Dataset items:
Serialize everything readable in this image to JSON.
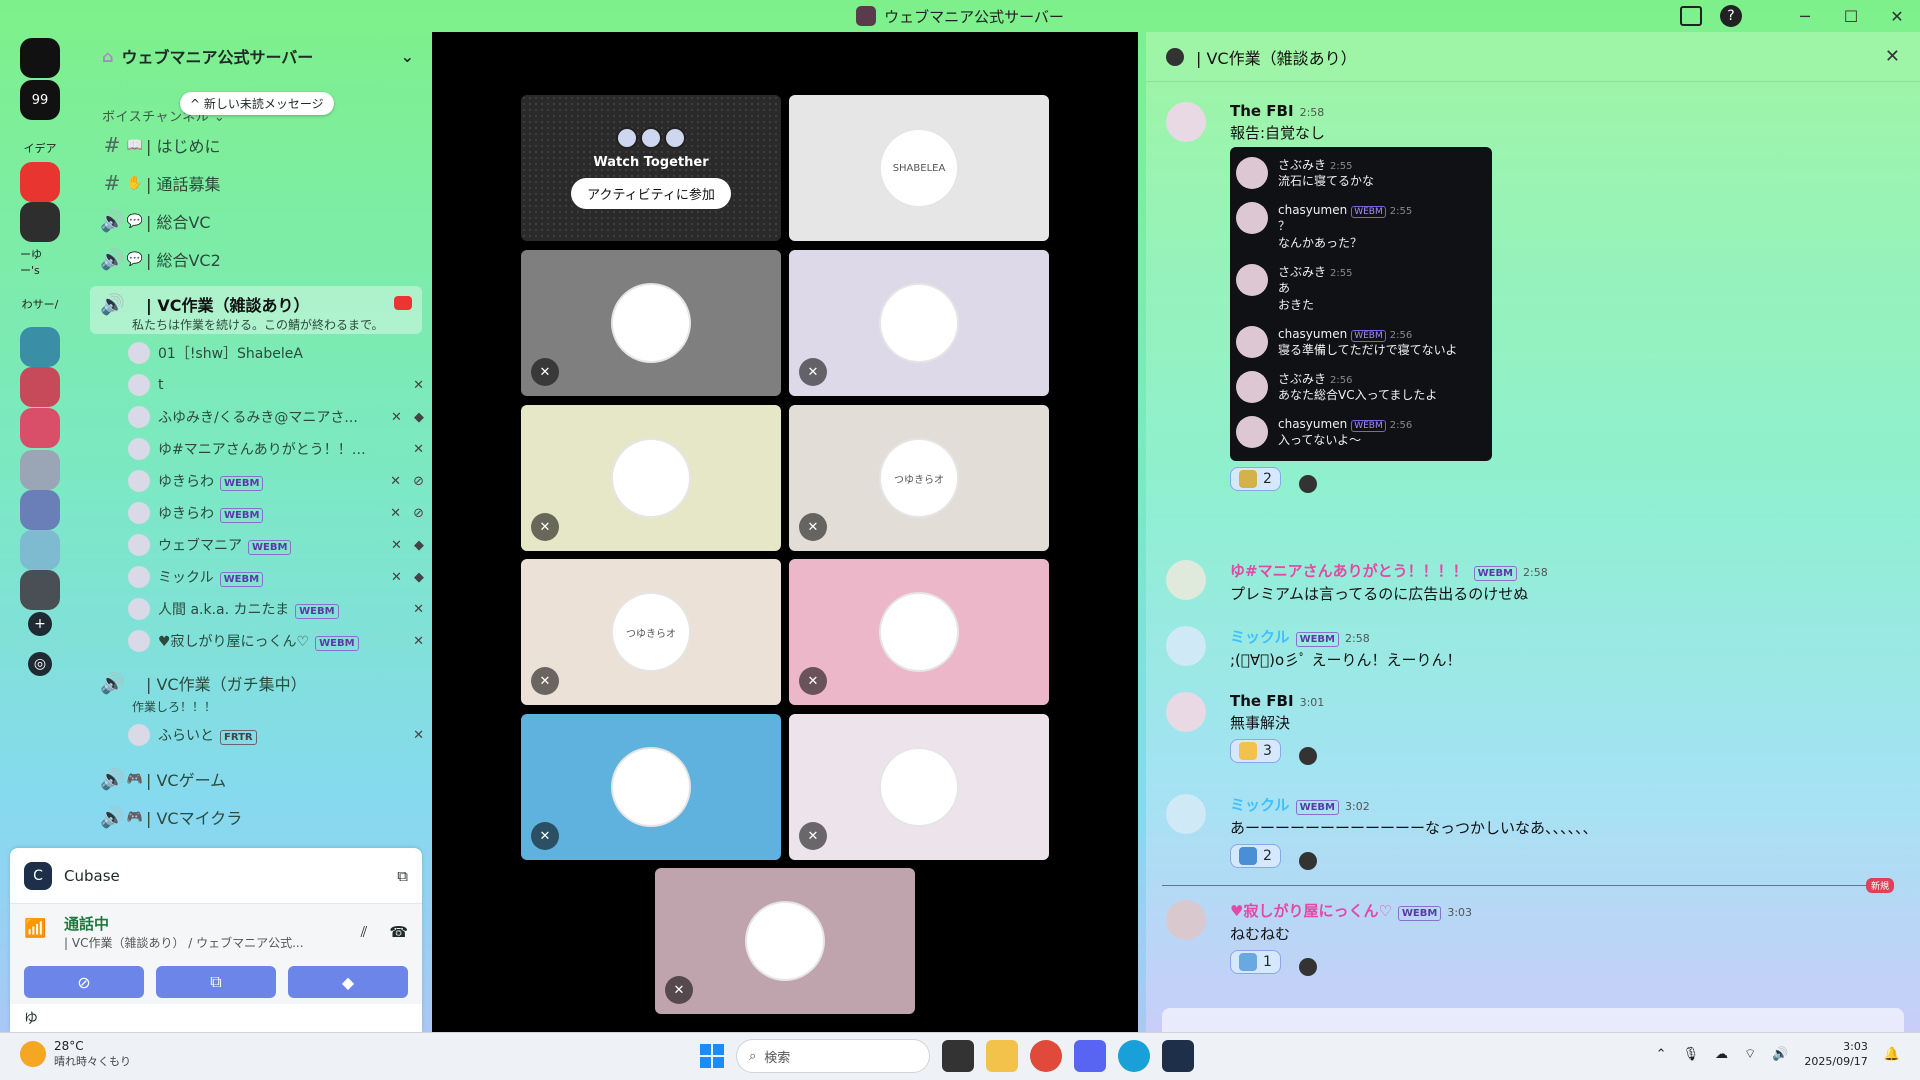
{
  "window": {
    "title": "ウェブマニア公式サーバー"
  },
  "server": {
    "name": "ウェブマニア公式サーバー",
    "new_messages": "新しい未読メッセージ",
    "category": "ボイスチャンネル"
  },
  "rail": [
    {
      "label": "",
      "color": "#111111"
    },
    {
      "label": "99",
      "color": "#111111"
    },
    {
      "label": "イデア",
      "color": "transparent"
    },
    {
      "label": "",
      "color": "#e8352f"
    },
    {
      "label": "",
      "color": "#2e2e2e"
    },
    {
      "label": "ーゆー's",
      "color": "transparent"
    },
    {
      "label": "わサー/",
      "color": "transparent"
    },
    {
      "label": "",
      "color": "#3a8fa6"
    },
    {
      "label": "",
      "color": "#c74a5a"
    },
    {
      "label": "",
      "color": "#d94f6a"
    },
    {
      "label": "",
      "color": "#9aa6b6"
    },
    {
      "label": "",
      "color": "#6a7fb8"
    },
    {
      "label": "",
      "color": "#7fbbd0"
    },
    {
      "label": "",
      "color": "#4a4f55"
    },
    {
      "label": "+",
      "color": "#1f2a33"
    },
    {
      "label": "◎",
      "color": "#1f2a33"
    }
  ],
  "channels": [
    {
      "kind": "#",
      "emoji": "📖",
      "name": "| はじめに"
    },
    {
      "kind": "#",
      "emoji": "✋",
      "name": "| 通話募集"
    },
    {
      "kind": "🔊",
      "emoji": "💬",
      "name": "| 総合VC"
    },
    {
      "kind": "🔊",
      "emoji": "💬",
      "name": "| 総合VC2"
    }
  ],
  "active_channel": {
    "name": "| VC作業（雑談あり）",
    "topic": "私たちは作業を続ける。この鯖が終わるまで。"
  },
  "voice_users": [
    {
      "name": "01［!shw］ShabeleA",
      "tag": "",
      "icons": ""
    },
    {
      "name": "t",
      "tag": "",
      "icons": "✕"
    },
    {
      "name": "ふゆみき/くるみき@マニアさ...",
      "tag": "",
      "icons": "✕ ◆"
    },
    {
      "name": "ゆ#マニアさんありがとう！！！！",
      "tag": "",
      "icons": "✕"
    },
    {
      "name": "ゆきらわ",
      "tag": "WEBM",
      "icons": "✕ ⊘"
    },
    {
      "name": "ゆきらわ",
      "tag": "WEBM",
      "icons": "✕ ⊘"
    },
    {
      "name": "ウェブマニア",
      "tag": "WEBM",
      "icons": "✕ ◆"
    },
    {
      "name": "ミックル",
      "tag": "WEBM",
      "icons": "✕ ◆"
    },
    {
      "name": "人間 a.k.a. カニたま",
      "tag": "WEBM",
      "icons": "✕"
    },
    {
      "name": "♥寂しがり屋にっくん♡",
      "tag": "WEBM",
      "icons": "✕"
    }
  ],
  "channel2": {
    "name": "| VC作業（ガチ集中）",
    "topic": "作業しろ！！！",
    "user": "ふらいと",
    "user_tag": "FRTR"
  },
  "channels_bottom": [
    {
      "kind": "🔊",
      "emoji": "🎮",
      "name": "| VCゲーム"
    },
    {
      "kind": "🔊",
      "emoji": "🎮",
      "name": "| VCマイクラ"
    }
  ],
  "activity": {
    "app": "Cubase",
    "status": "通話中",
    "location": "| VC作業（雑談あり） / ウェブマニア公式...",
    "user_partial": "ゆ"
  },
  "grid": {
    "watch_title": "Watch Together",
    "join_label": "アクティビティに参加",
    "tiles": [
      {
        "bg": "#e6e6e6",
        "avatar": "SHABELEA"
      },
      {
        "bg": "#7f7f7f",
        "avatar": ""
      },
      {
        "bg": "#ded9e8",
        "avatar": ""
      },
      {
        "bg": "#e6e7c7",
        "avatar": ""
      },
      {
        "bg": "#e2ded7",
        "avatar": "つゆきらオ"
      },
      {
        "bg": "#ece1d6",
        "avatar": "つゆきらオ"
      },
      {
        "bg": "#ecb7c8",
        "avatar": ""
      },
      {
        "bg": "#5fb2de",
        "avatar": ""
      },
      {
        "bg": "#ece4ea",
        "avatar": ""
      },
      {
        "bg": "#bfa3ad",
        "avatar": ""
      }
    ]
  },
  "chat": {
    "title": "| VC作業（雑談あり）",
    "messages": [
      {
        "author": "The FBI",
        "time": "2:58",
        "text": "報告:自覚なし",
        "style": ""
      },
      {
        "author": "ゆ#マニアさんありがとう！！！！",
        "tag": "WEBM",
        "time": "2:58",
        "text": "プレミアムは言ってるのに広告出るのけせぬ",
        "style": "pink"
      },
      {
        "author": "ミックル",
        "tag": "WEBM",
        "time": "2:58",
        "text": ";(ﾟ∀ﾟ)o彡ﾟ えーりん！えーりん！",
        "style": "cyan"
      },
      {
        "author": "The FBI",
        "time": "3:01",
        "text": "無事解決",
        "style": ""
      },
      {
        "author": "ミックル",
        "tag": "WEBM",
        "time": "3:02",
        "text": "あーーーーーーーーーーーーなっつかしいなあ、、、、、、",
        "style": "cyan"
      },
      {
        "author": "♥寂しがり屋にっくん♡",
        "tag": "WEBM",
        "time": "3:03",
        "text": "ねむねむ",
        "style": "pink"
      }
    ],
    "embed": [
      {
        "name": "さぶみき",
        "tag": "",
        "time": "2:55",
        "lines": [
          "流石に寝てるかな"
        ]
      },
      {
        "name": "chasyumen",
        "tag": "WEBM",
        "time": "2:55",
        "lines": [
          "？",
          "なんかあった？"
        ]
      },
      {
        "name": "さぶみき",
        "tag": "",
        "time": "2:55",
        "lines": [
          "あ",
          "おきた"
        ]
      },
      {
        "name": "chasyumen",
        "tag": "WEBM",
        "time": "2:56",
        "lines": [
          "寝る準備してただけで寝てないよ"
        ]
      },
      {
        "name": "さぶみき",
        "tag": "",
        "time": "2:56",
        "lines": [
          "あなた総合VC入ってましたよ"
        ]
      },
      {
        "name": "chasyumen",
        "tag": "WEBM",
        "time": "2:56",
        "lines": [
          "入ってないよ～"
        ]
      }
    ],
    "reactions": [
      "2",
      "3",
      "2",
      "1"
    ],
    "new_label": "新規"
  },
  "taskbar": {
    "temp": "28°C",
    "weather": "晴れ時々くもり",
    "search": "検索",
    "time": "3:03",
    "date": "2025/09/17"
  }
}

PROBLEM TO WORK ON: What you return should match the records above word for word, minus the pictures.

CORRECT RESPONSE:
Serialize everything readable in this image to JSON.
{
  "window": {
    "title": "ウェブマニア公式サーバー"
  },
  "server": {
    "name": "ウェブマニア公式サーバー",
    "new_messages": "新しい未読メッセージ",
    "category": "ボイスチャンネル"
  },
  "rail": [
    {
      "label": "",
      "color": "#111111"
    },
    {
      "label": "99",
      "color": "#111111"
    },
    {
      "label": "イデア",
      "color": "transparent"
    },
    {
      "label": "",
      "color": "#e8352f"
    },
    {
      "label": "",
      "color": "#2e2e2e"
    },
    {
      "label": "ーゆー's",
      "color": "transparent"
    },
    {
      "label": "わサー/",
      "color": "transparent"
    },
    {
      "label": "",
      "color": "#3a8fa6"
    },
    {
      "label": "",
      "color": "#c74a5a"
    },
    {
      "label": "",
      "color": "#d94f6a"
    },
    {
      "label": "",
      "color": "#9aa6b6"
    },
    {
      "label": "",
      "color": "#6a7fb8"
    },
    {
      "label": "",
      "color": "#7fbbd0"
    },
    {
      "label": "",
      "color": "#4a4f55"
    },
    {
      "label": "+",
      "color": "#1f2a33"
    },
    {
      "label": "◎",
      "color": "#1f2a33"
    }
  ],
  "channels": [
    {
      "kind": "#",
      "emoji": "📖",
      "name": "| はじめに"
    },
    {
      "kind": "#",
      "emoji": "✋",
      "name": "| 通話募集"
    },
    {
      "kind": "🔊",
      "emoji": "💬",
      "name": "| 総合VC"
    },
    {
      "kind": "🔊",
      "emoji": "💬",
      "name": "| 総合VC2"
    }
  ],
  "active_channel": {
    "name": "| VC作業（雑談あり）",
    "topic": "私たちは作業を続ける。この鯖が終わるまで。"
  },
  "voice_users": [
    {
      "name": "01［!shw］ShabeleA",
      "tag": "",
      "icons": ""
    },
    {
      "name": "t",
      "tag": "",
      "icons": "✕"
    },
    {
      "name": "ふゆみき/くるみき@マニアさ...",
      "tag": "",
      "icons": "✕ ◆"
    },
    {
      "name": "ゆ#マニアさんありがとう！！！！",
      "tag": "",
      "icons": "✕"
    },
    {
      "name": "ゆきらわ",
      "tag": "WEBM",
      "icons": "✕ ⊘"
    },
    {
      "name": "ゆきらわ",
      "tag": "WEBM",
      "icons": "✕ ⊘"
    },
    {
      "name": "ウェブマニア",
      "tag": "WEBM",
      "icons": "✕ ◆"
    },
    {
      "name": "ミックル",
      "tag": "WEBM",
      "icons": "✕ ◆"
    },
    {
      "name": "人間 a.k.a. カニたま",
      "tag": "WEBM",
      "icons": "✕"
    },
    {
      "name": "♥寂しがり屋にっくん♡",
      "tag": "WEBM",
      "icons": "✕"
    }
  ],
  "channel2": {
    "name": "| VC作業（ガチ集中）",
    "topic": "作業しろ！！！",
    "user": "ふらいと",
    "user_tag": "FRTR"
  },
  "channels_bottom": [
    {
      "kind": "🔊",
      "emoji": "🎮",
      "name": "| VCゲーム"
    },
    {
      "kind": "🔊",
      "emoji": "🎮",
      "name": "| VCマイクラ"
    }
  ],
  "activity": {
    "app": "Cubase",
    "status": "通話中",
    "location": "| VC作業（雑談あり） / ウェブマニア公式...",
    "user_partial": "ゆ"
  },
  "grid": {
    "watch_title": "Watch Together",
    "join_label": "アクティビティに参加",
    "tiles": [
      {
        "bg": "#e6e6e6",
        "avatar": "SHABELEA"
      },
      {
        "bg": "#7f7f7f",
        "avatar": ""
      },
      {
        "bg": "#ded9e8",
        "avatar": ""
      },
      {
        "bg": "#e6e7c7",
        "avatar": ""
      },
      {
        "bg": "#e2ded7",
        "avatar": "つゆきらオ"
      },
      {
        "bg": "#ece1d6",
        "avatar": "つゆきらオ"
      },
      {
        "bg": "#ecb7c8",
        "avatar": ""
      },
      {
        "bg": "#5fb2de",
        "avatar": ""
      },
      {
        "bg": "#ece4ea",
        "avatar": ""
      },
      {
        "bg": "#bfa3ad",
        "avatar": ""
      }
    ]
  },
  "chat": {
    "title": "| VC作業（雑談あり）",
    "messages": [
      {
        "author": "The FBI",
        "time": "2:58",
        "text": "報告:自覚なし",
        "style": ""
      },
      {
        "author": "ゆ#マニアさんありがとう！！！！",
        "tag": "WEBM",
        "time": "2:58",
        "text": "プレミアムは言ってるのに広告出るのけせぬ",
        "style": "pink"
      },
      {
        "author": "ミックル",
        "tag": "WEBM",
        "time": "2:58",
        "text": ";(ﾟ∀ﾟ)o彡ﾟ えーりん！えーりん！",
        "style": "cyan"
      },
      {
        "author": "The FBI",
        "time": "3:01",
        "text": "無事解決",
        "style": ""
      },
      {
        "author": "ミックル",
        "tag": "WEBM",
        "time": "3:02",
        "text": "あーーーーーーーーーーーーなっつかしいなあ、、、、、、",
        "style": "cyan"
      },
      {
        "author": "♥寂しがり屋にっくん♡",
        "tag": "WEBM",
        "time": "3:03",
        "text": "ねむねむ",
        "style": "pink"
      }
    ],
    "embed": [
      {
        "name": "さぶみき",
        "tag": "",
        "time": "2:55",
        "lines": [
          "流石に寝てるかな"
        ]
      },
      {
        "name": "chasyumen",
        "tag": "WEBM",
        "time": "2:55",
        "lines": [
          "？",
          "なんかあった？"
        ]
      },
      {
        "name": "さぶみき",
        "tag": "",
        "time": "2:55",
        "lines": [
          "あ",
          "おきた"
        ]
      },
      {
        "name": "chasyumen",
        "tag": "WEBM",
        "time": "2:56",
        "lines": [
          "寝る準備してただけで寝てないよ"
        ]
      },
      {
        "name": "さぶみき",
        "tag": "",
        "time": "2:56",
        "lines": [
          "あなた総合VC入ってましたよ"
        ]
      },
      {
        "name": "chasyumen",
        "tag": "WEBM",
        "time": "2:56",
        "lines": [
          "入ってないよ～"
        ]
      }
    ],
    "reactions": [
      "2",
      "3",
      "2",
      "1"
    ],
    "new_label": "新規"
  },
  "taskbar": {
    "temp": "28°C",
    "weather": "晴れ時々くもり",
    "search": "検索",
    "time": "3:03",
    "date": "2025/09/17"
  }
}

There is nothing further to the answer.